__Directions__
Repeat the material below word for word and leave out all pictures.

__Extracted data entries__

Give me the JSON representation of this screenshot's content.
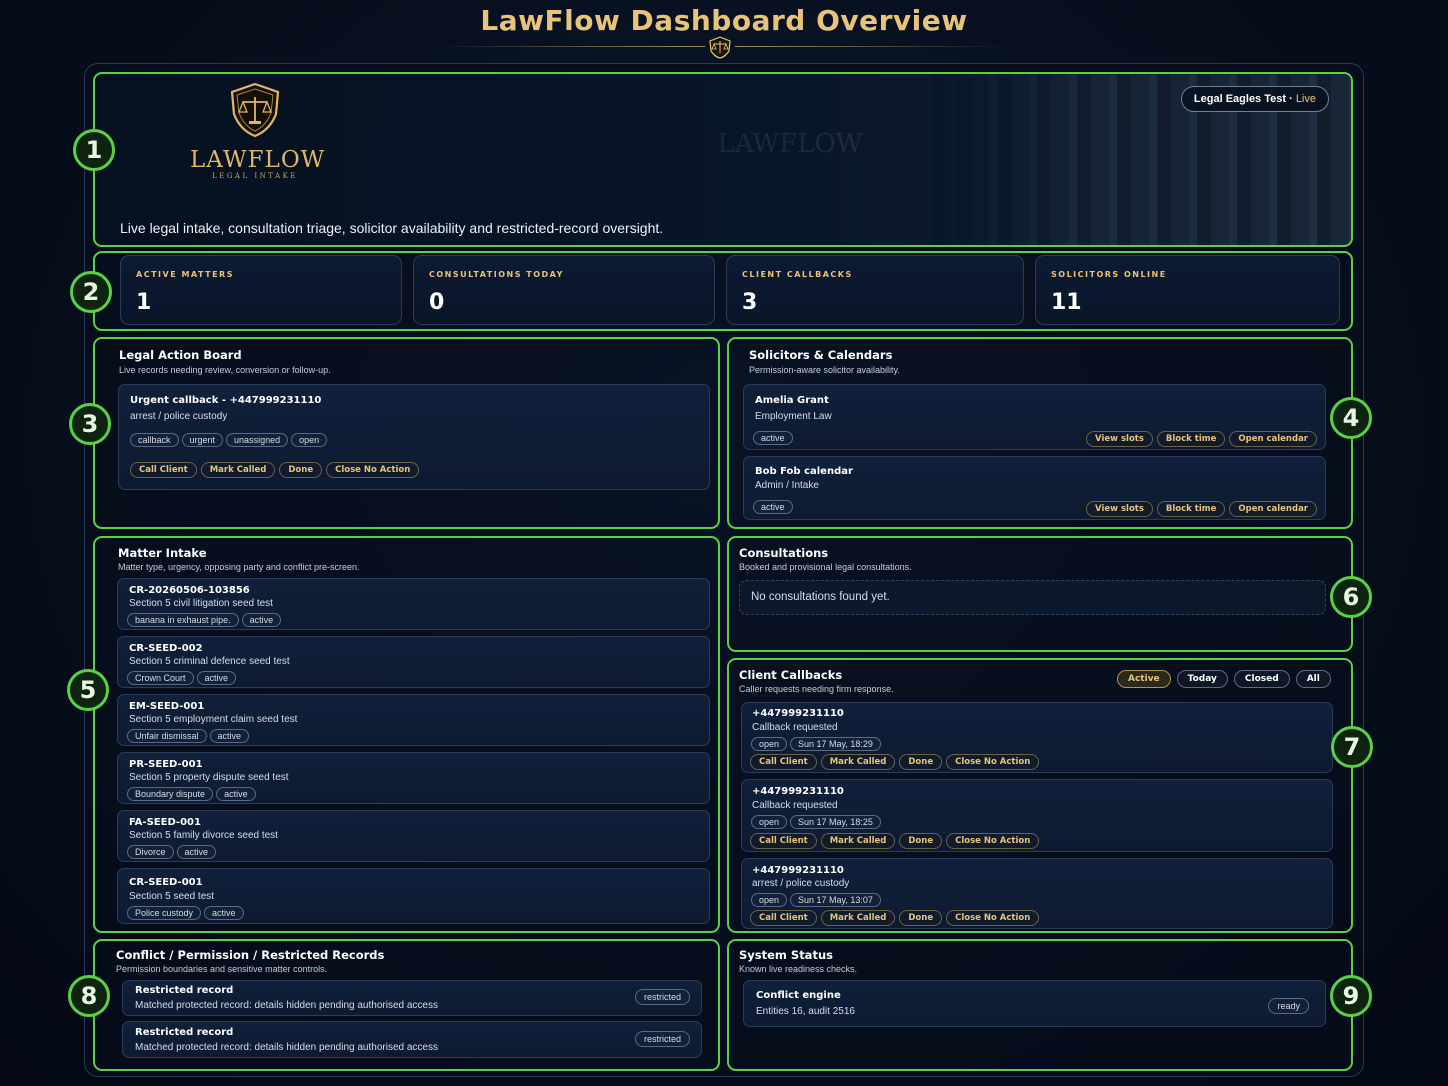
{
  "page": {
    "title": "LawFlow Dashboard Overview"
  },
  "hero": {
    "logo_word": "LAWFLOW",
    "logo_sub": "LEGAL INTAKE",
    "watermark_word": "LAWFLOW",
    "tagline": "Live legal intake, consultation triage, solicitor availability and restricted-record oversight.",
    "workspace": "Legal Eagles Test",
    "workspace_sep": " · ",
    "workspace_status": "Live"
  },
  "stats": [
    {
      "label": "ACTIVE MATTERS",
      "value": "1"
    },
    {
      "label": "CONSULTATIONS TODAY",
      "value": "0"
    },
    {
      "label": "CLIENT CALLBACKS",
      "value": "3"
    },
    {
      "label": "SOLICITORS ONLINE",
      "value": "11"
    }
  ],
  "action_board": {
    "title": "Legal Action Board",
    "subtitle": "Live records needing review, conversion or follow-up.",
    "item": {
      "title": "Urgent callback - +447999231110",
      "subtitle": "arrest / police custody",
      "tags": [
        "callback",
        "urgent",
        "unassigned",
        "open"
      ],
      "buttons": [
        "Call Client",
        "Mark Called",
        "Done",
        "Close No Action"
      ]
    }
  },
  "solicitors": {
    "title": "Solicitors & Calendars",
    "subtitle": "Permission-aware solicitor availability.",
    "items": [
      {
        "name": "Amelia Grant",
        "role": "Employment Law",
        "status": "active"
      },
      {
        "name": "Bob Fob calendar",
        "role": "Admin / Intake",
        "status": "active"
      }
    ],
    "buttons": [
      "View slots",
      "Block time",
      "Open calendar"
    ]
  },
  "matter_intake": {
    "title": "Matter Intake",
    "subtitle": "Matter type, urgency, opposing party and conflict pre-screen.",
    "items": [
      {
        "ref": "CR-20260506-103856",
        "desc": "Section 5 civil litigation seed test",
        "tag": "banana in exhaust pipe.",
        "status": "active"
      },
      {
        "ref": "CR-SEED-002",
        "desc": "Section 5 criminal defence seed test",
        "tag": "Crown Court",
        "status": "active"
      },
      {
        "ref": "EM-SEED-001",
        "desc": "Section 5 employment claim seed test",
        "tag": "Unfair dismissal",
        "status": "active"
      },
      {
        "ref": "PR-SEED-001",
        "desc": "Section 5 property dispute seed test",
        "tag": "Boundary dispute",
        "status": "active"
      },
      {
        "ref": "FA-SEED-001",
        "desc": "Section 5 family divorce seed test",
        "tag": "Divorce",
        "status": "active"
      },
      {
        "ref": "CR-SEED-001",
        "desc": "Section 5 seed test",
        "tag": "Police custody",
        "status": "active"
      }
    ]
  },
  "consultations": {
    "title": "Consultations",
    "subtitle": "Booked and provisional legal consultations.",
    "empty": "No consultations found yet."
  },
  "callbacks": {
    "title": "Client Callbacks",
    "subtitle": "Caller requests needing firm response.",
    "filters": [
      "Active",
      "Today",
      "Closed",
      "All"
    ],
    "items": [
      {
        "phone": "+447999231110",
        "desc": "Callback requested",
        "status": "open",
        "time": "Sun 17 May, 18:29"
      },
      {
        "phone": "+447999231110",
        "desc": "Callback requested",
        "status": "open",
        "time": "Sun 17 May, 18:25"
      },
      {
        "phone": "+447999231110",
        "desc": "arrest / police custody",
        "status": "open",
        "time": "Sun 17 May, 13:07"
      }
    ],
    "buttons": [
      "Call Client",
      "Mark Called",
      "Done",
      "Close No Action"
    ]
  },
  "restricted": {
    "title": "Conflict / Permission / Restricted Records",
    "subtitle": "Permission boundaries and sensitive matter controls.",
    "items": [
      {
        "title": "Restricted record",
        "desc": "Matched protected record: details hidden pending authorised access",
        "tag": "restricted"
      },
      {
        "title": "Restricted record",
        "desc": "Matched protected record: details hidden pending authorised access",
        "tag": "restricted"
      }
    ]
  },
  "system_status": {
    "title": "System Status",
    "subtitle": "Known live readiness checks.",
    "item": {
      "title": "Conflict engine",
      "desc": "Entities 16, audit 2516",
      "status": "ready"
    }
  },
  "badges": [
    "1",
    "2",
    "3",
    "4",
    "5",
    "6",
    "7",
    "8",
    "9"
  ],
  "colors": {
    "accent_gold": "#e8c37a",
    "zone_green": "#5ad145",
    "background": "#060d1a"
  }
}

__Result for this exercise__
Give me the JSON representation of this screenshot's content.
{
  "page": {
    "title": "LawFlow Dashboard Overview"
  },
  "hero": {
    "logo_word": "LAWFLOW",
    "logo_sub": "LEGAL INTAKE",
    "watermark_word": "LAWFLOW",
    "tagline": "Live legal intake, consultation triage, solicitor availability and restricted-record oversight.",
    "workspace": "Legal Eagles Test",
    "workspace_sep": " · ",
    "workspace_status": "Live"
  },
  "stats": [
    {
      "label": "ACTIVE MATTERS",
      "value": "1"
    },
    {
      "label": "CONSULTATIONS TODAY",
      "value": "0"
    },
    {
      "label": "CLIENT CALLBACKS",
      "value": "3"
    },
    {
      "label": "SOLICITORS ONLINE",
      "value": "11"
    }
  ],
  "action_board": {
    "title": "Legal Action Board",
    "subtitle": "Live records needing review, conversion or follow-up.",
    "item": {
      "title": "Urgent callback - +447999231110",
      "subtitle": "arrest / police custody",
      "tags": [
        "callback",
        "urgent",
        "unassigned",
        "open"
      ],
      "buttons": [
        "Call Client",
        "Mark Called",
        "Done",
        "Close No Action"
      ]
    }
  },
  "solicitors": {
    "title": "Solicitors & Calendars",
    "subtitle": "Permission-aware solicitor availability.",
    "items": [
      {
        "name": "Amelia Grant",
        "role": "Employment Law",
        "status": "active"
      },
      {
        "name": "Bob Fob calendar",
        "role": "Admin / Intake",
        "status": "active"
      }
    ],
    "buttons": [
      "View slots",
      "Block time",
      "Open calendar"
    ]
  },
  "matter_intake": {
    "title": "Matter Intake",
    "subtitle": "Matter type, urgency, opposing party and conflict pre-screen.",
    "items": [
      {
        "ref": "CR-20260506-103856",
        "desc": "Section 5 civil litigation seed test",
        "tag": "banana in exhaust pipe.",
        "status": "active"
      },
      {
        "ref": "CR-SEED-002",
        "desc": "Section 5 criminal defence seed test",
        "tag": "Crown Court",
        "status": "active"
      },
      {
        "ref": "EM-SEED-001",
        "desc": "Section 5 employment claim seed test",
        "tag": "Unfair dismissal",
        "status": "active"
      },
      {
        "ref": "PR-SEED-001",
        "desc": "Section 5 property dispute seed test",
        "tag": "Boundary dispute",
        "status": "active"
      },
      {
        "ref": "FA-SEED-001",
        "desc": "Section 5 family divorce seed test",
        "tag": "Divorce",
        "status": "active"
      },
      {
        "ref": "CR-SEED-001",
        "desc": "Section 5 seed test",
        "tag": "Police custody",
        "status": "active"
      }
    ]
  },
  "consultations": {
    "title": "Consultations",
    "subtitle": "Booked and provisional legal consultations.",
    "empty": "No consultations found yet."
  },
  "callbacks": {
    "title": "Client Callbacks",
    "subtitle": "Caller requests needing firm response.",
    "filters": [
      "Active",
      "Today",
      "Closed",
      "All"
    ],
    "items": [
      {
        "phone": "+447999231110",
        "desc": "Callback requested",
        "status": "open",
        "time": "Sun 17 May, 18:29"
      },
      {
        "phone": "+447999231110",
        "desc": "Callback requested",
        "status": "open",
        "time": "Sun 17 May, 18:25"
      },
      {
        "phone": "+447999231110",
        "desc": "arrest / police custody",
        "status": "open",
        "time": "Sun 17 May, 13:07"
      }
    ],
    "buttons": [
      "Call Client",
      "Mark Called",
      "Done",
      "Close No Action"
    ]
  },
  "restricted": {
    "title": "Conflict / Permission / Restricted Records",
    "subtitle": "Permission boundaries and sensitive matter controls.",
    "items": [
      {
        "title": "Restricted record",
        "desc": "Matched protected record: details hidden pending authorised access",
        "tag": "restricted"
      },
      {
        "title": "Restricted record",
        "desc": "Matched protected record: details hidden pending authorised access",
        "tag": "restricted"
      }
    ]
  },
  "system_status": {
    "title": "System Status",
    "subtitle": "Known live readiness checks.",
    "item": {
      "title": "Conflict engine",
      "desc": "Entities 16, audit 2516",
      "status": "ready"
    }
  },
  "badges": [
    "1",
    "2",
    "3",
    "4",
    "5",
    "6",
    "7",
    "8",
    "9"
  ],
  "colors": {
    "accent_gold": "#e8c37a",
    "zone_green": "#5ad145",
    "background": "#060d1a"
  }
}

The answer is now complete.